— RECORDS PROVIDED —

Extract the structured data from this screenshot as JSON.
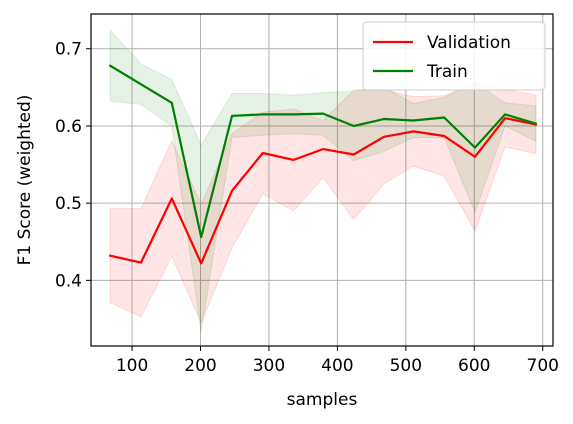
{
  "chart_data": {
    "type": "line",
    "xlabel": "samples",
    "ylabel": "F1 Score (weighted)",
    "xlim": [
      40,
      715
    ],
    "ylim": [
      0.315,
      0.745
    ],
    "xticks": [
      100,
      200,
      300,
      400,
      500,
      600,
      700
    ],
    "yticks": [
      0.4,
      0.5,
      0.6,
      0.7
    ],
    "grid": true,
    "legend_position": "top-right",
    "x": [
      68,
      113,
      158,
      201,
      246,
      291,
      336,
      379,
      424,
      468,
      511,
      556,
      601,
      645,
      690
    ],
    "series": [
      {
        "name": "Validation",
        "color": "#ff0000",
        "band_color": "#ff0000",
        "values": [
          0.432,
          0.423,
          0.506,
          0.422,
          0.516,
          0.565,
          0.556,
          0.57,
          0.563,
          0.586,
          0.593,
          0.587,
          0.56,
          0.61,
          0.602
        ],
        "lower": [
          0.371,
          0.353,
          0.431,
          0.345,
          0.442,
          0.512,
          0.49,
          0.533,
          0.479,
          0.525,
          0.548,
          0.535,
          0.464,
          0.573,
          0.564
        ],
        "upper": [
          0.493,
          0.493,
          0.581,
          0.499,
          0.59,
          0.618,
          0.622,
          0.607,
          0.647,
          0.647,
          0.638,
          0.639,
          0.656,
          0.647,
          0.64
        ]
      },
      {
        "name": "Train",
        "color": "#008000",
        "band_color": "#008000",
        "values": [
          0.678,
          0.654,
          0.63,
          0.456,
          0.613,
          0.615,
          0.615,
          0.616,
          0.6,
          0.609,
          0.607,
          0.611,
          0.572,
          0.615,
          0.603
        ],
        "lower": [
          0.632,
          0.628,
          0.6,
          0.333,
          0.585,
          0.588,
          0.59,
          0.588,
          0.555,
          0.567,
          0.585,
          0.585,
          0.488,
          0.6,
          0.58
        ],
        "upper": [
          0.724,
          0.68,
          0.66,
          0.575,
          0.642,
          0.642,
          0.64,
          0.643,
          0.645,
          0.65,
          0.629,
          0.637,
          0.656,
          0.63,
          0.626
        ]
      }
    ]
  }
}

— PROMPT —
Copy the listing exactly. Any image in it stays out of the copy.

— TASK ANSWER —
Extract the structured data from this screenshot as JSON.
{
  "chart_data": {
    "type": "line",
    "xlabel": "samples",
    "ylabel": "F1 Score (weighted)",
    "xlim": [
      40,
      715
    ],
    "ylim": [
      0.315,
      0.745
    ],
    "xticks": [
      100,
      200,
      300,
      400,
      500,
      600,
      700
    ],
    "yticks": [
      0.4,
      0.5,
      0.6,
      0.7
    ],
    "grid": true,
    "legend_position": "top-right",
    "x": [
      68,
      113,
      158,
      201,
      246,
      291,
      336,
      379,
      424,
      468,
      511,
      556,
      601,
      645,
      690
    ],
    "series": [
      {
        "name": "Validation",
        "color": "#ff0000",
        "band_color": "#ff0000",
        "values": [
          0.432,
          0.423,
          0.506,
          0.422,
          0.516,
          0.565,
          0.556,
          0.57,
          0.563,
          0.586,
          0.593,
          0.587,
          0.56,
          0.61,
          0.602
        ],
        "lower": [
          0.371,
          0.353,
          0.431,
          0.345,
          0.442,
          0.512,
          0.49,
          0.533,
          0.479,
          0.525,
          0.548,
          0.535,
          0.464,
          0.573,
          0.564
        ],
        "upper": [
          0.493,
          0.493,
          0.581,
          0.499,
          0.59,
          0.618,
          0.622,
          0.607,
          0.647,
          0.647,
          0.638,
          0.639,
          0.656,
          0.647,
          0.64
        ]
      },
      {
        "name": "Train",
        "color": "#008000",
        "band_color": "#008000",
        "values": [
          0.678,
          0.654,
          0.63,
          0.456,
          0.613,
          0.615,
          0.615,
          0.616,
          0.6,
          0.609,
          0.607,
          0.611,
          0.572,
          0.615,
          0.603
        ],
        "lower": [
          0.632,
          0.628,
          0.6,
          0.333,
          0.585,
          0.588,
          0.59,
          0.588,
          0.555,
          0.567,
          0.585,
          0.585,
          0.488,
          0.6,
          0.58
        ],
        "upper": [
          0.724,
          0.68,
          0.66,
          0.575,
          0.642,
          0.642,
          0.64,
          0.643,
          0.645,
          0.65,
          0.629,
          0.637,
          0.656,
          0.63,
          0.626
        ]
      }
    ]
  }
}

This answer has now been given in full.